/---

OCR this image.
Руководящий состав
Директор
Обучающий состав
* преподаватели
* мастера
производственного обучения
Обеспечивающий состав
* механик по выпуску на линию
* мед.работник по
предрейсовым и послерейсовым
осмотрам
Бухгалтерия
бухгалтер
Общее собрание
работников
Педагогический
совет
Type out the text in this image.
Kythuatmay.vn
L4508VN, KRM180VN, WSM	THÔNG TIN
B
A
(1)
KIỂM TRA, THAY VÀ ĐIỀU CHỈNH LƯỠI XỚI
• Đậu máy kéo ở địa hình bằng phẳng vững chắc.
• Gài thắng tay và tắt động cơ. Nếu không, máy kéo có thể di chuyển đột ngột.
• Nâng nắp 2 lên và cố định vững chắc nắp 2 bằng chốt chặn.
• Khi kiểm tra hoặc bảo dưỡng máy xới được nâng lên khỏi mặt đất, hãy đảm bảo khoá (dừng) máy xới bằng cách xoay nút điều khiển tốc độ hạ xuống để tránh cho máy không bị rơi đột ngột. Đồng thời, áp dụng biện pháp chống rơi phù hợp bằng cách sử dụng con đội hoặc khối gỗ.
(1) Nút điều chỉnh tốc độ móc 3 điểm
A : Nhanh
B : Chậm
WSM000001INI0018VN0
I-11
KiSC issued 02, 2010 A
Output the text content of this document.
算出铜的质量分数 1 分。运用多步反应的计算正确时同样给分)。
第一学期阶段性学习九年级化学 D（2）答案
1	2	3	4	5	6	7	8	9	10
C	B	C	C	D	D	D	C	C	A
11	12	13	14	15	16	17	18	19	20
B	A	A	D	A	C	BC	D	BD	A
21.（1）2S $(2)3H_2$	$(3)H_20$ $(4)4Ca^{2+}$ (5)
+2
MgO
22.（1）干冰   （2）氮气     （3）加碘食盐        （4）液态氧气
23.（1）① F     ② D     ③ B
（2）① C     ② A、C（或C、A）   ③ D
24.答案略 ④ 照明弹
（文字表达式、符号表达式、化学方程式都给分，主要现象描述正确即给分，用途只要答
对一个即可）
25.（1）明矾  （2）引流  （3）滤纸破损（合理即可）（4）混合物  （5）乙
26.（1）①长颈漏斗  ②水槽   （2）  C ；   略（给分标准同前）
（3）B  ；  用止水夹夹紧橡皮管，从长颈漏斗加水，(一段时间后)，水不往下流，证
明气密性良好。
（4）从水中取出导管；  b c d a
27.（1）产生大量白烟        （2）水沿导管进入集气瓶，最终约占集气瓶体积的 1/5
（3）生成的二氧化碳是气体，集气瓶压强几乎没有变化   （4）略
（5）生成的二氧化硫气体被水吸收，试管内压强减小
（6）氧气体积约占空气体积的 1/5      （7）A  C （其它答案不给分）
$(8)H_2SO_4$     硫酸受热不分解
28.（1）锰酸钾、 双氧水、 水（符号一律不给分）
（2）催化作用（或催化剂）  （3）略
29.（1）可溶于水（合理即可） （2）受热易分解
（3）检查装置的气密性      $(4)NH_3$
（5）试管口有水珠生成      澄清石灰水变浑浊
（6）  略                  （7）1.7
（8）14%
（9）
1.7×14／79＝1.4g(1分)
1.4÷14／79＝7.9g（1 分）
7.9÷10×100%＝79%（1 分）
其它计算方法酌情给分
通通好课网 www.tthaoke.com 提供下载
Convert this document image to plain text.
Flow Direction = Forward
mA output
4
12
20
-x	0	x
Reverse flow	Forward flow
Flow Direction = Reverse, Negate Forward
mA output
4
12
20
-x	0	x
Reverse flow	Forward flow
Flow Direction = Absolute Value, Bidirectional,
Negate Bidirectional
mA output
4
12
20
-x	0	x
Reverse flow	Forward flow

\---

## YOUR GOAL:
Extract every record. Keep wording exact.

## TASK RESPONSE:
OCR this image.
Руководящий состав
Директор
Обучающий состав
* преподаватели
* мастера
производственного обучения
Обеспечивающий состав
* механик по выпуску на линию
* мед.работник по
предрейсовым и послерейсовым
осмотрам
Бухгалтерия
бухгалтер
Общее собрание
работников
Педагогический
совет
Type out the text in this image.
Kythuatmay.vn
L4508VN, KRM180VN, WSM	THÔNG TIN
B
A
(1)
KIỂM TRA, THAY VÀ ĐIỀU CHỈNH LƯỠI XỚI
• Đậu máy kéo ở địa hình bằng phẳng vững chắc.
• Gài thắng tay và tắt động cơ. Nếu không, máy kéo có thể di chuyển đột ngột.
• Nâng nắp 2 lên và cố định vững chắc nắp 2 bằng chốt chặn.
• Khi kiểm tra hoặc bảo dưỡng máy xới được nâng lên khỏi mặt đất, hãy đảm bảo khoá (dừng) máy xới bằng cách xoay nút điều khiển tốc độ hạ xuống để tránh cho máy không bị rơi đột ngột. Đồng thời, áp dụng biện pháp chống rơi phù hợp bằng cách sử dụng con đội hoặc khối gỗ.
(1) Nút điều chỉnh tốc độ móc 3 điểm
A : Nhanh
B : Chậm
WSM000001INI0018VN0
I-11
KiSC issued 02, 2010 A
Output the text content of this document.
算出铜的质量分数 1 分。运用多步反应的计算正确时同样给分)。
第一学期阶段性学习九年级化学 D（2）答案
1	2	3	4	5	6	7	8	9	10
C	B	C	C	D	D	D	C	C	A
11	12	13	14	15	16	17	18	19	20
B	A	A	D	A	C	BC	D	BD	A
21.（1）2S $(2)3H_2$	$(3)H_20$ $(4)4Ca^{2+}$ (5)
+2
MgO
22.（1）干冰   （2）氮气     （3）加碘食盐        （4）液态氧气
23.（1）① F     ② D     ③ B
（2）① C     ② A、C（或C、A）   ③ D
24.答案略 ④ 照明弹
（文字表达式、符号表达式、化学方程式都给分，主要现象描述正确即给分，用途只要答
对一个即可）
25.（1）明矾  （2）引流  （3）滤纸破损（合理即可）（4）混合物  （5）乙
26.（1）①长颈漏斗  ②水槽   （2）  C ；   略（给分标准同前）
（3）B  ；  用止水夹夹紧橡皮管，从长颈漏斗加水，(一段时间后)，水不往下流，证
明气密性良好。
（4）从水中取出导管；  b c d a
27.（1）产生大量白烟        （2）水沿导管进入集气瓶，最终约占集气瓶体积的 1/5
（3）生成的二氧化碳是气体，集气瓶压强几乎没有变化   （4）略
（5）生成的二氧化硫气体被水吸收，试管内压强减小
（6）氧气体积约占空气体积的 1/5      （7）A  C （其它答案不给分）
$(8)H_2SO_4$     硫酸受热不分解
28.（1）锰酸钾、 双氧水、 水（符号一律不给分）
（2）催化作用（或催化剂）  （3）略
29.（1）可溶于水（合理即可） （2）受热易分解
（3）检查装置的气密性      $(4)NH_3$
（5）试管口有水珠生成      澄清石灰水变浑浊
（6）  略                  （7）1.7
（8）14%
（9）
1.7×14／79＝1.4g(1分)
1.4÷14／79＝7.9g（1 分）
7.9÷10×100%＝79%（1 分）
其它计算方法酌情给分
通通好课网 www.tthaoke.com 提供下载
Convert this document image to plain text.
Flow Direction = Forward
mA output
4
12
20
-x	0	x
Reverse flow	Forward flow
Flow Direction = Reverse, Negate Forward
mA output
4
12
20
-x	0	x
Reverse flow	Forward flow
Flow Direction = Absolute Value, Bidirectional,
Negate Bidirectional
mA output
4
12
20
-x	0	x
Reverse flow	Forward flow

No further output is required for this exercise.